____ ITEMS

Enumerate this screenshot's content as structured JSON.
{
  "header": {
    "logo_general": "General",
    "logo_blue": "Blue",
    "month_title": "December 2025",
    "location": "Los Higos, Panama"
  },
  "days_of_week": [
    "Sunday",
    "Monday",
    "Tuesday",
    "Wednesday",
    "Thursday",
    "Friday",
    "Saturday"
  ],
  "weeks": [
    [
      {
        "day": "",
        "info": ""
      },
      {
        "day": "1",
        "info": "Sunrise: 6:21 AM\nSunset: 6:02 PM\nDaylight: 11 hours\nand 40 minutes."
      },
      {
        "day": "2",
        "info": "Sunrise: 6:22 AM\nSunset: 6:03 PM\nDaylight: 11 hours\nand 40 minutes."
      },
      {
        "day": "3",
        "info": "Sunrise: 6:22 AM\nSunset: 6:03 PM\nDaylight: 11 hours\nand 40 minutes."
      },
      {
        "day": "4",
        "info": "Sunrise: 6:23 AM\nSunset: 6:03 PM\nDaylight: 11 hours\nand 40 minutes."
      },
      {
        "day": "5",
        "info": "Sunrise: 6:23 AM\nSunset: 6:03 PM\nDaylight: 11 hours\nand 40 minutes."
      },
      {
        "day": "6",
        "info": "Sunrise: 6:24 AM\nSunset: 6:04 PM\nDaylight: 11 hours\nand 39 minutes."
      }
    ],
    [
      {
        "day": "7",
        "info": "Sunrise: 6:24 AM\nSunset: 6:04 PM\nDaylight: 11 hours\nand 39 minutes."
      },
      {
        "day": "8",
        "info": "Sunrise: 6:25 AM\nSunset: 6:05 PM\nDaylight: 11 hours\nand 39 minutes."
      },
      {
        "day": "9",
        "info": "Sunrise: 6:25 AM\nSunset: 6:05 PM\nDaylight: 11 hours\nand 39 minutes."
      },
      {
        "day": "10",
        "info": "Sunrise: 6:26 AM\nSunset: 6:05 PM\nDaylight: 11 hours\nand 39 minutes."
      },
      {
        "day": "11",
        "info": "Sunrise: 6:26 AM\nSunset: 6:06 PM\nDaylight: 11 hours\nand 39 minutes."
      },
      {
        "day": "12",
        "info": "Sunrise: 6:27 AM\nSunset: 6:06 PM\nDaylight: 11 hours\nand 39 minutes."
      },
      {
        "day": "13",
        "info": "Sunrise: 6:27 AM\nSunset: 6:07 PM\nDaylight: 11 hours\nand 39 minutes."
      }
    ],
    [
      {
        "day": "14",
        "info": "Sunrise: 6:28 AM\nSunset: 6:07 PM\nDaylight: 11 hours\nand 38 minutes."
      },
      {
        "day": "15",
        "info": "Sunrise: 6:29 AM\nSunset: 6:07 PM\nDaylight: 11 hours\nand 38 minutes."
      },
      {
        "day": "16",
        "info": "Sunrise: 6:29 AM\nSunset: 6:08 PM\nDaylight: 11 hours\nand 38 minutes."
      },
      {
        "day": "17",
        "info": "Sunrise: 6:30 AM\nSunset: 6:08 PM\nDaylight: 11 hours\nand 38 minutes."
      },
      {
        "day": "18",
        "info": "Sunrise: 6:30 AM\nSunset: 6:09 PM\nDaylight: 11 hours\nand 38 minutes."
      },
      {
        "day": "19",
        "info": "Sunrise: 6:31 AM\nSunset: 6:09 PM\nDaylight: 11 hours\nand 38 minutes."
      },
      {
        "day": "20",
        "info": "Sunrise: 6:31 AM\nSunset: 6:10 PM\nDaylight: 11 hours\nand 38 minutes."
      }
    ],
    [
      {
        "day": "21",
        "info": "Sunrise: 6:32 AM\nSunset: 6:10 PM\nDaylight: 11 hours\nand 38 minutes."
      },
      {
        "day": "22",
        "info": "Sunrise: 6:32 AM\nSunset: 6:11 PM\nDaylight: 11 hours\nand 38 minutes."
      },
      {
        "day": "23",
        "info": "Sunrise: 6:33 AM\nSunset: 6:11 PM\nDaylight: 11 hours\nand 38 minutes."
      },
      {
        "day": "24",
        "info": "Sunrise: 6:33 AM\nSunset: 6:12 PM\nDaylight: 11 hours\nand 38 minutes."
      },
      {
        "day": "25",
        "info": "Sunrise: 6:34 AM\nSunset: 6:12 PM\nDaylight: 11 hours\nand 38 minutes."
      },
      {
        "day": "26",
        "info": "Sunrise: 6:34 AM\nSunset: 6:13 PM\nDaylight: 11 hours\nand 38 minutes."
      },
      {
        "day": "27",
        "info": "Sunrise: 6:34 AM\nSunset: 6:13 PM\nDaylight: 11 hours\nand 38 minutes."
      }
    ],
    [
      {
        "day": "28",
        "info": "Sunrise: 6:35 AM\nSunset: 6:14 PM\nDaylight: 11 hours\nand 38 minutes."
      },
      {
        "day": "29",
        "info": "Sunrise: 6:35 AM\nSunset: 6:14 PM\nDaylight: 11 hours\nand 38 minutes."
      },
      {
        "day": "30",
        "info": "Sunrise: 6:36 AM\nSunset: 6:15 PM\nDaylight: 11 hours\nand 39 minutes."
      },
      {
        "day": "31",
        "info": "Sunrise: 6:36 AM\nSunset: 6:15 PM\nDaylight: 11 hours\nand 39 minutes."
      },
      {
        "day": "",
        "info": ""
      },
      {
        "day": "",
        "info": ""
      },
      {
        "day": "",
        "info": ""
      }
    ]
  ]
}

________
____ ITEMS

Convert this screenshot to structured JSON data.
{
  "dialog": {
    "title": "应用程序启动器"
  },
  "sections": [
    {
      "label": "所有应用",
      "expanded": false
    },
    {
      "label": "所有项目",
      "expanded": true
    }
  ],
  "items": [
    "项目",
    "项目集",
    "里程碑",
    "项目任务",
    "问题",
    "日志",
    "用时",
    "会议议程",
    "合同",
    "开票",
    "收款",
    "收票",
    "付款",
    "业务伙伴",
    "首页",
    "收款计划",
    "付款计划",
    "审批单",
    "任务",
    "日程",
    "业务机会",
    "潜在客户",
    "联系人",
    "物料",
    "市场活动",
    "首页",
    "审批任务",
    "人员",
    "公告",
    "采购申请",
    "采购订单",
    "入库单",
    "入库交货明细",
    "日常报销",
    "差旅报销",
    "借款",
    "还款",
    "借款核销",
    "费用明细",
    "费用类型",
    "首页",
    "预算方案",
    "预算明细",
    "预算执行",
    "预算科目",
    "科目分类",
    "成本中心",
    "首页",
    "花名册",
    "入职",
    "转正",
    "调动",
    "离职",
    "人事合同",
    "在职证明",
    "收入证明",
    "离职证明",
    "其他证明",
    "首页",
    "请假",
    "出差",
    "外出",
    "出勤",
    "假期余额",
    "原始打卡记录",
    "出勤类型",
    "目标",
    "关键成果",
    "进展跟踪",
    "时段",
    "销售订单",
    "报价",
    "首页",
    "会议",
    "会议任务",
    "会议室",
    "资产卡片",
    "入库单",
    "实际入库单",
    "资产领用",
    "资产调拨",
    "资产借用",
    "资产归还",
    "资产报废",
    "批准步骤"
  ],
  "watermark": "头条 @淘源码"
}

________
____ ITEMS

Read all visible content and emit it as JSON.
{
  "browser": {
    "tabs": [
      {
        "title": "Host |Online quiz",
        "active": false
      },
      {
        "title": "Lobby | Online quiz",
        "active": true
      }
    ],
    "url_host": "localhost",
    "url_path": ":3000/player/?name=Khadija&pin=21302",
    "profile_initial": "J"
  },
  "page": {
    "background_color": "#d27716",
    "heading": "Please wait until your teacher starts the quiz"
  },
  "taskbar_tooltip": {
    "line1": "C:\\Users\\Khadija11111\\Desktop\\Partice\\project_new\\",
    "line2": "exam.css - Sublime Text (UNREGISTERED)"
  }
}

________

* PROBLEM STATEMENT:
Using the listing above, locate the lines that hold "structured" and copy each one.

* IN RESPONSE:
Enumerate this screenshot's content as structured JSON.
Convert this screenshot to structured JSON data.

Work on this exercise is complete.